_The task:_ Will you give the material below again, every line exactly as it is?

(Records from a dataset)
==============================

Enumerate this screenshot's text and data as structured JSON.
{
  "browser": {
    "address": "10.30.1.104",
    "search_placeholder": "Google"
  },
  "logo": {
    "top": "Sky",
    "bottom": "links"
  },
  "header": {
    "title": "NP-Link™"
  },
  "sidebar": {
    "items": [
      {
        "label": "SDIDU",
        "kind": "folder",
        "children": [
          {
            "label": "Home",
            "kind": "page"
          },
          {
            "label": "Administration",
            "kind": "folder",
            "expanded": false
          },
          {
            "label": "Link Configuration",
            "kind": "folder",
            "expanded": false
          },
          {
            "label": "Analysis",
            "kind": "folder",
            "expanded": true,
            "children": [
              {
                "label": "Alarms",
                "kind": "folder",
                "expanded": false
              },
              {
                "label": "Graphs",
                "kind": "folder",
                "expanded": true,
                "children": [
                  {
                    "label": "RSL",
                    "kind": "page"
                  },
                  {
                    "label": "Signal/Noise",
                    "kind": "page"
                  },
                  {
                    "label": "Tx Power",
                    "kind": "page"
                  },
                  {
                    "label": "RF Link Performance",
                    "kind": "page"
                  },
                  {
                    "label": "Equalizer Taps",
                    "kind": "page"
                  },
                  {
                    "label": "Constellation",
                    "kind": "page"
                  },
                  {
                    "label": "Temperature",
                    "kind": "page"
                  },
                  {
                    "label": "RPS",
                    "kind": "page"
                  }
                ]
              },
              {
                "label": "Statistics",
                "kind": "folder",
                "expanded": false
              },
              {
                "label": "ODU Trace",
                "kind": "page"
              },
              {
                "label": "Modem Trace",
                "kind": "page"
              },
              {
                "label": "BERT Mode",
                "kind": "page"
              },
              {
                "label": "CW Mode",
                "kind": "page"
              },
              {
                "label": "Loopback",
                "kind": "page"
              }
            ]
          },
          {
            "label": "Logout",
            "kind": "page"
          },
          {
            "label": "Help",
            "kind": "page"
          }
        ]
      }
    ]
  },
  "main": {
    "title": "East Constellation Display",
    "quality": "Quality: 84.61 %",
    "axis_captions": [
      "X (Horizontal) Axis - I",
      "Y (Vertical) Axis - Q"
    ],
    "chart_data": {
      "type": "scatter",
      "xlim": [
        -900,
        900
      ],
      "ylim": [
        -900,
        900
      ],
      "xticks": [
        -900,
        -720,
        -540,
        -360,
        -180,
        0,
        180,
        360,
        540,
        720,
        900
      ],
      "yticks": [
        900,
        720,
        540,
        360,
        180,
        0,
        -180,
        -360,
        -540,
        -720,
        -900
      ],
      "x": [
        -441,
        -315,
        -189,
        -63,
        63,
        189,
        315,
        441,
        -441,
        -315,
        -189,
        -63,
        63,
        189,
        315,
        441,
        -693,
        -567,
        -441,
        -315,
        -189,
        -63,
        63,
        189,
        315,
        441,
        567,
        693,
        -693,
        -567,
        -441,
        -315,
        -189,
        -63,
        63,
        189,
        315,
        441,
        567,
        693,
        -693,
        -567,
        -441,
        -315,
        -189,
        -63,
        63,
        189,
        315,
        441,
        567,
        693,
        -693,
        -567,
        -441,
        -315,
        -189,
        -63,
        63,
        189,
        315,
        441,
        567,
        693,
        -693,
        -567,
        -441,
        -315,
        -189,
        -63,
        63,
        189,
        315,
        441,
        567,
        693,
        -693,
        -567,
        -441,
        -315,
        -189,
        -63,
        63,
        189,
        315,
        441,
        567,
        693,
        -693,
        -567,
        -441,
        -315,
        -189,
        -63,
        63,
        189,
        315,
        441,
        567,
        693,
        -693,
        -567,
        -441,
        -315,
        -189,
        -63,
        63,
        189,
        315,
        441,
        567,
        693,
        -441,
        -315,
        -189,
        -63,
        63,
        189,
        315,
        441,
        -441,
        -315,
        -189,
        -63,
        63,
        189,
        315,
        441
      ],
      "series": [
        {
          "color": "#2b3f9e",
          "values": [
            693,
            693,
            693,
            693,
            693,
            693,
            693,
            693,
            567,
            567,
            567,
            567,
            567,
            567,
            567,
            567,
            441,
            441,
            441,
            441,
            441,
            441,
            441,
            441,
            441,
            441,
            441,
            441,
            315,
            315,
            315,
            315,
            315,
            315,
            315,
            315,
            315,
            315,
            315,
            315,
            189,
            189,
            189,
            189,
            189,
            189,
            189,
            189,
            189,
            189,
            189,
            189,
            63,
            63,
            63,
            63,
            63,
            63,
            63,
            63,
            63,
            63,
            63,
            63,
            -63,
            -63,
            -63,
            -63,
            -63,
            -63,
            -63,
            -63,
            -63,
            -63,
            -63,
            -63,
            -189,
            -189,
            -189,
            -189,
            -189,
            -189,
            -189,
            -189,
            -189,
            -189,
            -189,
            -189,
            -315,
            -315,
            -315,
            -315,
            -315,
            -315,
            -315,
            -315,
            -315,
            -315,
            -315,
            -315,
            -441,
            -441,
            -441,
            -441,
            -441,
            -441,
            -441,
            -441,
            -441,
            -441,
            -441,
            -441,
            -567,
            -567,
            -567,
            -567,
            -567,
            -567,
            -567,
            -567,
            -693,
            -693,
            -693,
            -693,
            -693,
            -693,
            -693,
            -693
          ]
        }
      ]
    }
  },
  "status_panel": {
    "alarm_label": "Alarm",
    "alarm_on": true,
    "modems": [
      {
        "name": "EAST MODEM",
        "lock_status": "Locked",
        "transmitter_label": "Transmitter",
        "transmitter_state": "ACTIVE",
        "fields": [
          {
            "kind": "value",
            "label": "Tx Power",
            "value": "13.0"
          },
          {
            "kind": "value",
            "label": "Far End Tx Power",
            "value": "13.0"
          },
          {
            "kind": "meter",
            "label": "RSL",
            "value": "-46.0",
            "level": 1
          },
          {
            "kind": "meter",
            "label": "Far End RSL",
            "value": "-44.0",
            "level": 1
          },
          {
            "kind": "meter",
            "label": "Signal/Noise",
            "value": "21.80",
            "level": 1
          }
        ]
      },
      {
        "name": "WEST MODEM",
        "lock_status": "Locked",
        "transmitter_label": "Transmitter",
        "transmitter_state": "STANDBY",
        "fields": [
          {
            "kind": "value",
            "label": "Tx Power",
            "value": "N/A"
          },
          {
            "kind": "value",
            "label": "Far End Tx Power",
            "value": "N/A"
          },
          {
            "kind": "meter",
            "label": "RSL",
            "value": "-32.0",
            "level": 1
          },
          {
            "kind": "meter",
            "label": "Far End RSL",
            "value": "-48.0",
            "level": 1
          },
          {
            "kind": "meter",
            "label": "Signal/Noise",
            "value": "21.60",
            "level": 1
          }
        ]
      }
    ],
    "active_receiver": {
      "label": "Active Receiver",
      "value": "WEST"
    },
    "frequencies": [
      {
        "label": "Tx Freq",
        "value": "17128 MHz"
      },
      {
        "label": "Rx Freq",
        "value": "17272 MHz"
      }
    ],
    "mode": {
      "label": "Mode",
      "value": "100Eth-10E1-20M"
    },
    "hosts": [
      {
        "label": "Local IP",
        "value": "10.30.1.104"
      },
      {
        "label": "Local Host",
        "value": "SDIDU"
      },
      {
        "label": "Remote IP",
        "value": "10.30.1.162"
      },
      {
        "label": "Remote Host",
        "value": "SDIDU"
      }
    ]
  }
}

==============================

_Worked answer:_
Enumerate this screenshot's text and data as structured JSON.
{
  "browser": {
    "address": "10.30.1.104",
    "search_placeholder": "Google"
  },
  "logo": {
    "top": "Sky",
    "bottom": "links"
  },
  "header": {
    "title": "NP-Link™"
  },
  "sidebar": {
    "items": [
      {
        "label": "SDIDU",
        "kind": "folder",
        "children": [
          {
            "label": "Home",
            "kind": "page"
          },
          {
            "label": "Administration",
            "kind": "folder",
            "expanded": false
          },
          {
            "label": "Link Configuration",
            "kind": "folder",
            "expanded": false
          },
          {
            "label": "Analysis",
            "kind": "folder",
            "expanded": true,
            "children": [
              {
                "label": "Alarms",
                "kind": "folder",
                "expanded": false
              },
              {
                "label": "Graphs",
                "kind": "folder",
                "expanded": true,
                "children": [
                  {
                    "label": "RSL",
                    "kind": "page"
                  },
                  {
                    "label": "Signal/Noise",
                    "kind": "page"
                  },
                  {
                    "label": "Tx Power",
                    "kind": "page"
                  },
                  {
                    "label": "RF Link Performance",
                    "kind": "page"
                  },
                  {
                    "label": "Equalizer Taps",
                    "kind": "page"
                  },
                  {
                    "label": "Constellation",
                    "kind": "page"
                  },
                  {
                    "label": "Temperature",
                    "kind": "page"
                  },
                  {
                    "label": "RPS",
                    "kind": "page"
                  }
                ]
              },
              {
                "label": "Statistics",
                "kind": "folder",
                "expanded": false
              },
              {
                "label": "ODU Trace",
                "kind": "page"
              },
              {
                "label": "Modem Trace",
                "kind": "page"
              },
              {
                "label": "BERT Mode",
                "kind": "page"
              },
              {
                "label": "CW Mode",
                "kind": "page"
              },
              {
                "label": "Loopback",
                "kind": "page"
              }
            ]
          },
          {
            "label": "Logout",
            "kind": "page"
          },
          {
            "label": "Help",
            "kind": "page"
          }
        ]
      }
    ]
  },
  "main": {
    "title": "East Constellation Display",
    "quality": "Quality: 84.61 %",
    "axis_captions": [
      "X (Horizontal) Axis - I",
      "Y (Vertical) Axis - Q"
    ],
    "chart_data": {
      "type": "scatter",
      "xlim": [
        -900,
        900
      ],
      "ylim": [
        -900,
        900
      ],
      "xticks": [
        -900,
        -720,
        -540,
        -360,
        -180,
        0,
        180,
        360,
        540,
        720,
        900
      ],
      "yticks": [
        900,
        720,
        540,
        360,
        180,
        0,
        -180,
        -360,
        -540,
        -720,
        -900
      ],
      "x": [
        -441,
        -315,
        -189,
        -63,
        63,
        189,
        315,
        441,
        -441,
        -315,
        -189,
        -63,
        63,
        189,
        315,
        441,
        -693,
        -567,
        -441,
        -315,
        -189,
        -63,
        63,
        189,
        315,
        441,
        567,
        693,
        -693,
        -567,
        -441,
        -315,
        -189,
        -63,
        63,
        189,
        315,
        441,
        567,
        693,
        -693,
        -567,
        -441,
        -315,
        -189,
        -63,
        63,
        189,
        315,
        441,
        567,
        693,
        -693,
        -567,
        -441,
        -315,
        -189,
        -63,
        63,
        189,
        315,
        441,
        567,
        693,
        -693,
        -567,
        -441,
        -315,
        -189,
        -63,
        63,
        189,
        315,
        441,
        567,
        693,
        -693,
        -567,
        -441,
        -315,
        -189,
        -63,
        63,
        189,
        315,
        441,
        567,
        693,
        -693,
        -567,
        -441,
        -315,
        -189,
        -63,
        63,
        189,
        315,
        441,
        567,
        693,
        -693,
        -567,
        -441,
        -315,
        -189,
        -63,
        63,
        189,
        315,
        441,
        567,
        693,
        -441,
        -315,
        -189,
        -63,
        63,
        189,
        315,
        441,
        -441,
        -315,
        -189,
        -63,
        63,
        189,
        315,
        441
      ],
      "series": [
        {
          "color": "#2b3f9e",
          "values": [
            693,
            693,
            693,
            693,
            693,
            693,
            693,
            693,
            567,
            567,
            567,
            567,
            567,
            567,
            567,
            567,
            441,
            441,
            441,
            441,
            441,
            441,
            441,
            441,
            441,
            441,
            441,
            441,
            315,
            315,
            315,
            315,
            315,
            315,
            315,
            315,
            315,
            315,
            315,
            315,
            189,
            189,
            189,
            189,
            189,
            189,
            189,
            189,
            189,
            189,
            189,
            189,
            63,
            63,
            63,
            63,
            63,
            63,
            63,
            63,
            63,
            63,
            63,
            63,
            -63,
            -63,
            -63,
            -63,
            -63,
            -63,
            -63,
            -63,
            -63,
            -63,
            -63,
            -63,
            -189,
            -189,
            -189,
            -189,
            -189,
            -189,
            -189,
            -189,
            -189,
            -189,
            -189,
            -189,
            -315,
            -315,
            -315,
            -315,
            -315,
            -315,
            -315,
            -315,
            -315,
            -315,
            -315,
            -315,
            -441,
            -441,
            -441,
            -441,
            -441,
            -441,
            -441,
            -441,
            -441,
            -441,
            -441,
            -441,
            -567,
            -567,
            -567,
            -567,
            -567,
            -567,
            -567,
            -567,
            -693,
            -693,
            -693,
            -693,
            -693,
            -693,
            -693,
            -693
          ]
        }
      ]
    }
  },
  "status_panel": {
    "alarm_label": "Alarm",
    "alarm_on": true,
    "modems": [
      {
        "name": "EAST MODEM",
        "lock_status": "Locked",
        "transmitter_label": "Transmitter",
        "transmitter_state": "ACTIVE",
        "fields": [
          {
            "kind": "value",
            "label": "Tx Power",
            "value": "13.0"
          },
          {
            "kind": "value",
            "label": "Far End Tx Power",
            "value": "13.0"
          },
          {
            "kind": "meter",
            "label": "RSL",
            "value": "-46.0",
            "level": 1
          },
          {
            "kind": "meter",
            "label": "Far End RSL",
            "value": "-44.0",
            "level": 1
          },
          {
            "kind": "meter",
            "label": "Signal/Noise",
            "value": "21.80",
            "level": 1
          }
        ]
      },
      {
        "name": "WEST MODEM",
        "lock_status": "Locked",
        "transmitter_label": "Transmitter",
        "transmitter_state": "STANDBY",
        "fields": [
          {
            "kind": "value",
            "label": "Tx Power",
            "value": "N/A"
          },
          {
            "kind": "value",
            "label": "Far End Tx Power",
            "value": "N/A"
          },
          {
            "kind": "meter",
            "label": "RSL",
            "value": "-32.0",
            "level": 1
          },
          {
            "kind": "meter",
            "label": "Far End RSL",
            "value": "-48.0",
            "level": 1
          },
          {
            "kind": "meter",
            "label": "Signal/Noise",
            "value": "21.60",
            "level": 1
          }
        ]
      }
    ],
    "active_receiver": {
      "label": "Active Receiver",
      "value": "WEST"
    },
    "frequencies": [
      {
        "label": "Tx Freq",
        "value": "17128 MHz"
      },
      {
        "label": "Rx Freq",
        "value": "17272 MHz"
      }
    ],
    "mode": {
      "label": "Mode",
      "value": "100Eth-10E1-20M"
    },
    "hosts": [
      {
        "label": "Local IP",
        "value": "10.30.1.104"
      },
      {
        "label": "Local Host",
        "value": "SDIDU"
      },
      {
        "label": "Remote IP",
        "value": "10.30.1.162"
      },
      {
        "label": "Remote Host",
        "value": "SDIDU"
      }
    ]
  }
}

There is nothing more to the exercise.